=== Data provided ===
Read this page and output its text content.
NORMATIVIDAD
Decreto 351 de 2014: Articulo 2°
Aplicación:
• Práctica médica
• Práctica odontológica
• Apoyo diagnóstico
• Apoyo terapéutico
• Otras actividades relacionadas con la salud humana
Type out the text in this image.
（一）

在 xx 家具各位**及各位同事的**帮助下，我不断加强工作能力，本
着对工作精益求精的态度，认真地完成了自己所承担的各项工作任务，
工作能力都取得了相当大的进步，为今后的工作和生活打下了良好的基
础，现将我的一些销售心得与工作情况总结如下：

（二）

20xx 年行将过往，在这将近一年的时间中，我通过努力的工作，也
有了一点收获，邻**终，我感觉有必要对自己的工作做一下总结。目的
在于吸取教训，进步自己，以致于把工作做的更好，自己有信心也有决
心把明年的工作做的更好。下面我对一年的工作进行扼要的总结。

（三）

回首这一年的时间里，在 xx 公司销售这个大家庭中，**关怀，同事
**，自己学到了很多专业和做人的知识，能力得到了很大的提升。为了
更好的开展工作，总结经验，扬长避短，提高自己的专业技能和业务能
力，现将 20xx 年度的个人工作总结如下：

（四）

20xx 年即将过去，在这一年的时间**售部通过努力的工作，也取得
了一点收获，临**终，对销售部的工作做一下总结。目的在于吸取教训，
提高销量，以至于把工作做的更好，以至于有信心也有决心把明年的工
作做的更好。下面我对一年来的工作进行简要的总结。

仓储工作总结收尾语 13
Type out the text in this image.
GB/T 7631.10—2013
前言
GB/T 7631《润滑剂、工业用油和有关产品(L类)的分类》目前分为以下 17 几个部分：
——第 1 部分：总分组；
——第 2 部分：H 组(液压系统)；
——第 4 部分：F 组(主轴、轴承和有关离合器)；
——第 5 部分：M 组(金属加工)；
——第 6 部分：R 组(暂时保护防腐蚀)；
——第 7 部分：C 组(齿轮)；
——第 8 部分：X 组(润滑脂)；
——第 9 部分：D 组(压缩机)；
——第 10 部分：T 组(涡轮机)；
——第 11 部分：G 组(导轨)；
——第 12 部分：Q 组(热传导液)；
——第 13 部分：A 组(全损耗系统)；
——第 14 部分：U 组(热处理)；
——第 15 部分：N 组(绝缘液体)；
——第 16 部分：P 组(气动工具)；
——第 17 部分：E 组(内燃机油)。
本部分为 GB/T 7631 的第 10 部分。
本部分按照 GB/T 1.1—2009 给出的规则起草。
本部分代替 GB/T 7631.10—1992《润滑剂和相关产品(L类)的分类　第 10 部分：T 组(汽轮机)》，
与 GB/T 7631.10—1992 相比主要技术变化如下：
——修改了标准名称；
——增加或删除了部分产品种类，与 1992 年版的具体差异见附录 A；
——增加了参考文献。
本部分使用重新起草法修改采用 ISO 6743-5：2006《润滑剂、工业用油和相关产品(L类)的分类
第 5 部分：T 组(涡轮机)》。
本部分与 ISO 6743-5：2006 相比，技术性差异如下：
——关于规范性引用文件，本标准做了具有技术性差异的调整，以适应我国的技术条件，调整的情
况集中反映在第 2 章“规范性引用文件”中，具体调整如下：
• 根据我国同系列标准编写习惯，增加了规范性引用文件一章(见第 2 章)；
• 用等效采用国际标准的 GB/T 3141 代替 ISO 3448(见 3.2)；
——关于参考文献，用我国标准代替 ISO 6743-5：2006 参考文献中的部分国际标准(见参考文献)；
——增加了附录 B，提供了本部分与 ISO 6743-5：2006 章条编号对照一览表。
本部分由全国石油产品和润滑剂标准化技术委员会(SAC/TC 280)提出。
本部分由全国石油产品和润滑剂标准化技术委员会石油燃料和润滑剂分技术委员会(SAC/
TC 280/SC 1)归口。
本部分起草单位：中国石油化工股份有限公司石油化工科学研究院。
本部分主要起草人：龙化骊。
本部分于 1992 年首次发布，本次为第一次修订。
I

=== Written problem ===
Pull every line holding "Práctica" out of the records.

=== Problem solution ===
• Práctica médica
• Práctica odontológica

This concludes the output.